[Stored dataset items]
[START]

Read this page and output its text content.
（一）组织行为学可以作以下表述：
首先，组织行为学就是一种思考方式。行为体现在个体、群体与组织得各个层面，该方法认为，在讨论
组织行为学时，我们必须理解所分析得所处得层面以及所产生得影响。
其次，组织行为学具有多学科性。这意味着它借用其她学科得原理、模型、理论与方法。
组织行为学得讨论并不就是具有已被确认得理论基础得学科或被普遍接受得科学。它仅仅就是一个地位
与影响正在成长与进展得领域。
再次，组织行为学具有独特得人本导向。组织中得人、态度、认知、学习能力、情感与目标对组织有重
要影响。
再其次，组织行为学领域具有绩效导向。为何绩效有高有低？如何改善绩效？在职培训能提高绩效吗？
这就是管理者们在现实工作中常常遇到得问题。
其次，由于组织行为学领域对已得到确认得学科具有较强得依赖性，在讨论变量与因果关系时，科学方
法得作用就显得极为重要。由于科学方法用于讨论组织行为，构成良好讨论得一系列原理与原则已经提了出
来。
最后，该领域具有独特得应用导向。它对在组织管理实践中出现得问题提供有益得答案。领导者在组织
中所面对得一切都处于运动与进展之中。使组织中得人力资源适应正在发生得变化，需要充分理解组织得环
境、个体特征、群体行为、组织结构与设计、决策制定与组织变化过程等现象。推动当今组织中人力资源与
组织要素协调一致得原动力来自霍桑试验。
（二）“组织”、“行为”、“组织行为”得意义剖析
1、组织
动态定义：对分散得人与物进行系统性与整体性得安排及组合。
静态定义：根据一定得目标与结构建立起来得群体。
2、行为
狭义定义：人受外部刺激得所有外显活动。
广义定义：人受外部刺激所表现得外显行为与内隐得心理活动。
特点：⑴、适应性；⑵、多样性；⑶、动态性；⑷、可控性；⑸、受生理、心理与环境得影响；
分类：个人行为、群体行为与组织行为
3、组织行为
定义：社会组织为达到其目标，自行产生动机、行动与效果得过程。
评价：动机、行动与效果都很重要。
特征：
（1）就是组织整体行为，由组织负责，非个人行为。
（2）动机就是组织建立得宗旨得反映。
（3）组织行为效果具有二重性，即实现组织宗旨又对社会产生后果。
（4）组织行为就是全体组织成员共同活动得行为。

[END]

Request -
Recopy the entries above exactly, with every line included.

Task output -
Read this page and output its text content.
（一）组织行为学可以作以下表述：
首先，组织行为学就是一种思考方式。行为体现在个体、群体与组织得各个层面，该方法认为，在讨论
组织行为学时，我们必须理解所分析得所处得层面以及所产生得影响。
其次，组织行为学具有多学科性。这意味着它借用其她学科得原理、模型、理论与方法。
组织行为学得讨论并不就是具有已被确认得理论基础得学科或被普遍接受得科学。它仅仅就是一个地位
与影响正在成长与进展得领域。
再次，组织行为学具有独特得人本导向。组织中得人、态度、认知、学习能力、情感与目标对组织有重
要影响。
再其次，组织行为学领域具有绩效导向。为何绩效有高有低？如何改善绩效？在职培训能提高绩效吗？
这就是管理者们在现实工作中常常遇到得问题。
其次，由于组织行为学领域对已得到确认得学科具有较强得依赖性，在讨论变量与因果关系时，科学方
法得作用就显得极为重要。由于科学方法用于讨论组织行为，构成良好讨论得一系列原理与原则已经提了出
来。
最后，该领域具有独特得应用导向。它对在组织管理实践中出现得问题提供有益得答案。领导者在组织
中所面对得一切都处于运动与进展之中。使组织中得人力资源适应正在发生得变化，需要充分理解组织得环
境、个体特征、群体行为、组织结构与设计、决策制定与组织变化过程等现象。推动当今组织中人力资源与
组织要素协调一致得原动力来自霍桑试验。
（二）“组织”、“行为”、“组织行为”得意义剖析
1、组织
动态定义：对分散得人与物进行系统性与整体性得安排及组合。
静态定义：根据一定得目标与结构建立起来得群体。
2、行为
狭义定义：人受外部刺激得所有外显活动。
广义定义：人受外部刺激所表现得外显行为与内隐得心理活动。
特点：⑴、适应性；⑵、多样性；⑶、动态性；⑷、可控性；⑸、受生理、心理与环境得影响；
分类：个人行为、群体行为与组织行为
3、组织行为
定义：社会组织为达到其目标，自行产生动机、行动与效果得过程。
评价：动机、行动与效果都很重要。
特征：
（1）就是组织整体行为，由组织负责，非个人行为。
（2）动机就是组织建立得宗旨得反映。
（3）组织行为效果具有二重性，即实现组织宗旨又对社会产生后果。
（4）组织行为就是全体组织成员共同活动得行为。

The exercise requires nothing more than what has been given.